- [AIM OF THE TASK]:
Tally up the lines carrying the string "frac" and respond with only the resulting number.

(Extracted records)
========================
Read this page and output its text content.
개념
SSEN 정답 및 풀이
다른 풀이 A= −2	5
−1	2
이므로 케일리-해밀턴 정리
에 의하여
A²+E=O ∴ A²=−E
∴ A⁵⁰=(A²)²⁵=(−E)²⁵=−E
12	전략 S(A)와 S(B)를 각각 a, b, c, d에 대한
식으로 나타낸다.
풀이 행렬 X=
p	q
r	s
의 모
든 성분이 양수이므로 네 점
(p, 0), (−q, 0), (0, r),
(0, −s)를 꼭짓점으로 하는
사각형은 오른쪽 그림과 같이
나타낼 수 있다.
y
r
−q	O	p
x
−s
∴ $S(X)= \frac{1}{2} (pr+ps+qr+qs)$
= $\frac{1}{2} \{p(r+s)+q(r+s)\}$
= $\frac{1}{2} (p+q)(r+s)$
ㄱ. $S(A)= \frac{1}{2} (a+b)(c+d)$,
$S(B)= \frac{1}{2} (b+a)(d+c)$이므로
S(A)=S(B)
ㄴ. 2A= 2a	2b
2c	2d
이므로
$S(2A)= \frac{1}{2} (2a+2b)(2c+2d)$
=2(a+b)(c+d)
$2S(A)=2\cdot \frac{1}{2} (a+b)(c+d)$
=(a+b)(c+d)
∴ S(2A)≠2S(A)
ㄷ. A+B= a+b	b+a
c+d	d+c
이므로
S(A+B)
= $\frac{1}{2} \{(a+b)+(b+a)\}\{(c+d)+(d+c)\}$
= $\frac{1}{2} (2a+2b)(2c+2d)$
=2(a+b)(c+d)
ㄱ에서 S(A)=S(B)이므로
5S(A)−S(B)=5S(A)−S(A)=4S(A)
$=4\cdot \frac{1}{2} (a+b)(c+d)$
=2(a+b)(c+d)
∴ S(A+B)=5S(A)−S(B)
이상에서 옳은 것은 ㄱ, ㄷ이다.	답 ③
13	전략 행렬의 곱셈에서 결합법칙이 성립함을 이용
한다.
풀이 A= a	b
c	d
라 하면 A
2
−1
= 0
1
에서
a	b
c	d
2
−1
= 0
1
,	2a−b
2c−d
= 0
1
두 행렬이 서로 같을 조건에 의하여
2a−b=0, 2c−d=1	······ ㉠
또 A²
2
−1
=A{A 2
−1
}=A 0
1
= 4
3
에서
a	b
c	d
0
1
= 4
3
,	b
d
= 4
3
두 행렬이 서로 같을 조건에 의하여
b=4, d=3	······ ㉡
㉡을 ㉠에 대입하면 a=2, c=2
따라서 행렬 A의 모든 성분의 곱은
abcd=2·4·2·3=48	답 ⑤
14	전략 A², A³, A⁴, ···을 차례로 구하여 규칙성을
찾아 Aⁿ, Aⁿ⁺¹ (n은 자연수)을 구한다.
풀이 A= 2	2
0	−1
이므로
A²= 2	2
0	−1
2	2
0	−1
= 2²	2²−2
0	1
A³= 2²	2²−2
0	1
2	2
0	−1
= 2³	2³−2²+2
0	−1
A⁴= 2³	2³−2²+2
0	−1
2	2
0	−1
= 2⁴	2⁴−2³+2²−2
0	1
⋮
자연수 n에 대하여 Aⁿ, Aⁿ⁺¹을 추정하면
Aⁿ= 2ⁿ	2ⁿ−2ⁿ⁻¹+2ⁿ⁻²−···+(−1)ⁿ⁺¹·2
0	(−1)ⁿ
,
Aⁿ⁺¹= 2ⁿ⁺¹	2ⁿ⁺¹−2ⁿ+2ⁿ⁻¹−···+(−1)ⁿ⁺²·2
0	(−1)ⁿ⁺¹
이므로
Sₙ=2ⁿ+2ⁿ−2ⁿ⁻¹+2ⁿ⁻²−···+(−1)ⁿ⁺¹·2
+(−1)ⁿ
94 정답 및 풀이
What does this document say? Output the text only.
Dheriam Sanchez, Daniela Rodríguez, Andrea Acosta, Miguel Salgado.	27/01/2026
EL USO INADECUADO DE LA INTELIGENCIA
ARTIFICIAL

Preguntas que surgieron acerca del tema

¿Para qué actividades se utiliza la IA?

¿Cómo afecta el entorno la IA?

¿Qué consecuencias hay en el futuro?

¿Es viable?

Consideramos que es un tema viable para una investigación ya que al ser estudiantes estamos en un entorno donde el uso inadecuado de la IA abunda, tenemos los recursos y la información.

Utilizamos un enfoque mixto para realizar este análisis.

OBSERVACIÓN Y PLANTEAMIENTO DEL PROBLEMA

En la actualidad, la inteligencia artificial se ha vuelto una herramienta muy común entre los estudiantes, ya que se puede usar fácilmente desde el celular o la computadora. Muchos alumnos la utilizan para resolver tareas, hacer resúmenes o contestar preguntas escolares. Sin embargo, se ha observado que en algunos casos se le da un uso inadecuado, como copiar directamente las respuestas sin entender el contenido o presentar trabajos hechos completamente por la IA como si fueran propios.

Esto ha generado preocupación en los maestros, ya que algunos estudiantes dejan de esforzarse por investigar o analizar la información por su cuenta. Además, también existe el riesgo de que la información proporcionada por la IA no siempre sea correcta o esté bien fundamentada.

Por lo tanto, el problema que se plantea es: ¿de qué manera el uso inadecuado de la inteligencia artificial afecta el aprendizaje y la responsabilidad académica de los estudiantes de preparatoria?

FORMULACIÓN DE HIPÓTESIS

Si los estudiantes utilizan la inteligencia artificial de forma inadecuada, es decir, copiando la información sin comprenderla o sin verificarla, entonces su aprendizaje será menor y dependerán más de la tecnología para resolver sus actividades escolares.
========================
- [ANSWER]:
10